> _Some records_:
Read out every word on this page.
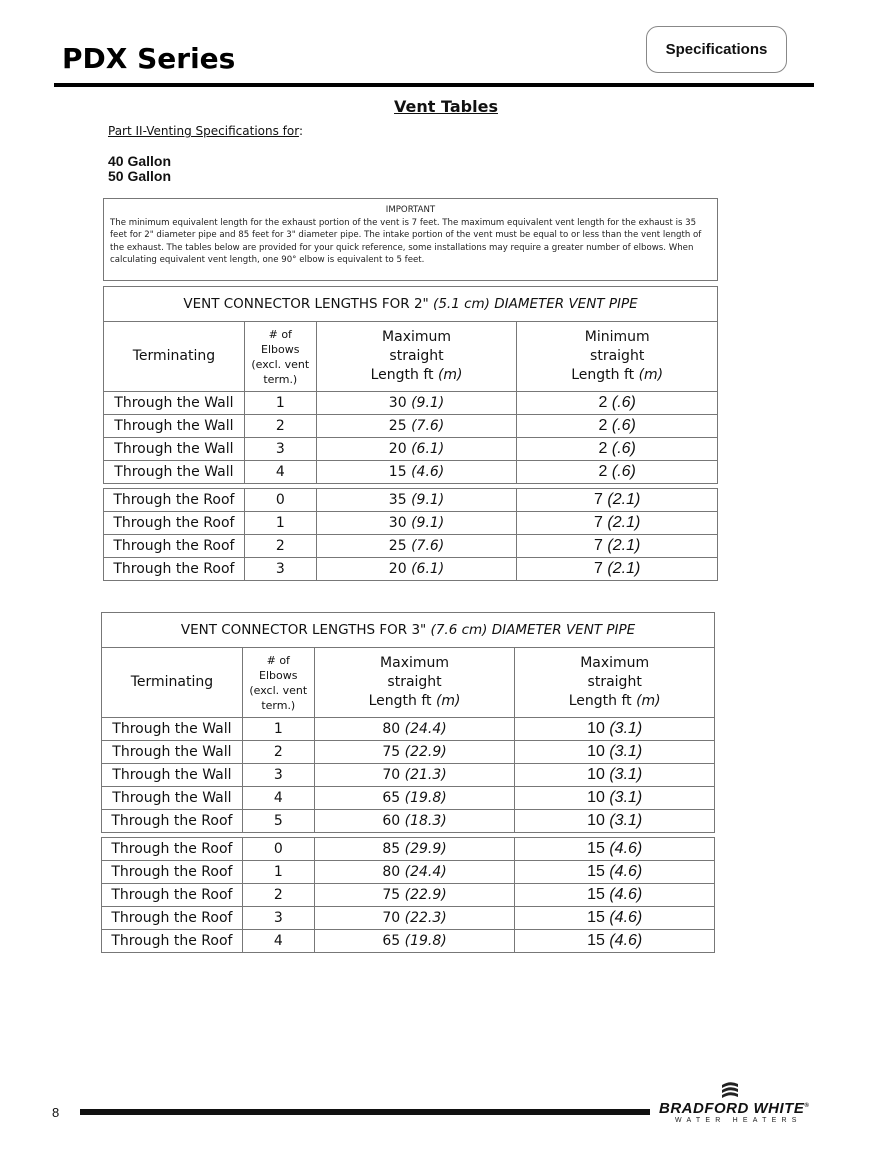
PDX Series	Specifications
Vent Tables
Part II-Venting Specifications for:
40 Gallon
50 Gallon
IMPORTANT
The minimum equivalent length for the exhaust portion of the vent is 7 feet. The maximum equivalent vent length for the exhaust is 35 feet for 2" diameter pipe and 85 feet for 3" diameter pipe. The intake portion of the vent must be equal to or less than the vent length of the exhaust. The tables below are provided for your quick reference, some installations may require a greater number of elbows. When calculating equivalent vent length, one 90° elbow is equivalent to 5 feet.
VENT CONNECTOR LENGTHS FOR 2" (5.1 cm) DIAMETER VENT PIPE			
Terminating	# of
Elbows
(excl. vent
term.)	Maximum
straight
Length ft (m)	Minimum
straight
Length ft (m)
Through the Wall	1	30 (9.1)	2 (.6)
Through the Wall	2	25 (7.6)	2 (.6)
Through the Wall	3	20 (6.1)	2 (.6)
Through the Wall	4	15 (4.6)	2 (.6)

Through the Roof	0	35 (9.1)	7 (2.1)
Through the Roof	1	30 (9.1)	7 (2.1)
Through the Roof	2	25 (7.6)	7 (2.1)
Through the Roof	3	20 (6.1)	7 (2.1)
VENT CONNECTOR LENGTHS FOR 3" (7.6 cm) DIAMETER VENT PIPE			
Terminating	# of
Elbows
(excl. vent
term.)	Maximum
straight
Length ft (m)	Maximum
straight
Length ft (m)
Through the Wall	1	80 (24.4)	10 (3.1)
Through the Wall	2	75 (22.9)	10 (3.1)
Through the Wall	3	70 (21.3)	10 (3.1)
Through the Wall	4	65 (19.8)	10 (3.1)
Through the Roof	5	60 (18.3)	10 (3.1)

Through the Roof	0	85 (29.9)	15 (4.6)
Through the Roof	1	80 (24.4)	15 (4.6)
Through the Roof	2	75 (22.9)	15 (4.6)
Through the Roof	3	70 (22.3)	15 (4.6)
Through the Roof	4	65 (19.8)	15 (4.6)
8	BRADFORD WHITE®
WATER HEATERS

> _Exercise aim_: Without including any pictures, please restate all the records exactly.

> _Written answer_:
Read out every word on this page.
PDX Series	Specifications
Vent Tables
Part II-Venting Specifications for:
40 Gallon
50 Gallon
IMPORTANT
The minimum equivalent length for the exhaust portion of the vent is 7 feet. The maximum equivalent vent length for the exhaust is 35 feet for 2" diameter pipe and 85 feet for 3" diameter pipe. The intake portion of the vent must be equal to or less than the vent length of the exhaust. The tables below are provided for your quick reference, some installations may require a greater number of elbows. When calculating equivalent vent length, one 90° elbow is equivalent to 5 feet.
VENT CONNECTOR LENGTHS FOR 2" (5.1 cm) DIAMETER VENT PIPE			
Terminating	# of
Elbows
(excl. vent
term.)	Maximum
straight
Length ft (m)	Minimum
straight
Length ft (m)
Through the Wall	1	30 (9.1)	2 (.6)
Through the Wall	2	25 (7.6)	2 (.6)
Through the Wall	3	20 (6.1)	2 (.6)
Through the Wall	4	15 (4.6)	2 (.6)

Through the Roof	0	35 (9.1)	7 (2.1)
Through the Roof	1	30 (9.1)	7 (2.1)
Through the Roof	2	25 (7.6)	7 (2.1)
Through the Roof	3	20 (6.1)	7 (2.1)
VENT CONNECTOR LENGTHS FOR 3" (7.6 cm) DIAMETER VENT PIPE			
Terminating	# of
Elbows
(excl. vent
term.)	Maximum
straight
Length ft (m)	Maximum
straight
Length ft (m)
Through the Wall	1	80 (24.4)	10 (3.1)
Through the Wall	2	75 (22.9)	10 (3.1)
Through the Wall	3	70 (21.3)	10 (3.1)
Through the Wall	4	65 (19.8)	10 (3.1)
Through the Roof	5	60 (18.3)	10 (3.1)

Through the Roof	0	85 (29.9)	15 (4.6)
Through the Roof	1	80 (24.4)	15 (4.6)
Through the Roof	2	75 (22.9)	15 (4.6)
Through the Roof	3	70 (22.3)	15 (4.6)
Through the Roof	4	65 (19.8)	15 (4.6)
8	BRADFORD WHITE®
WATER HEATERS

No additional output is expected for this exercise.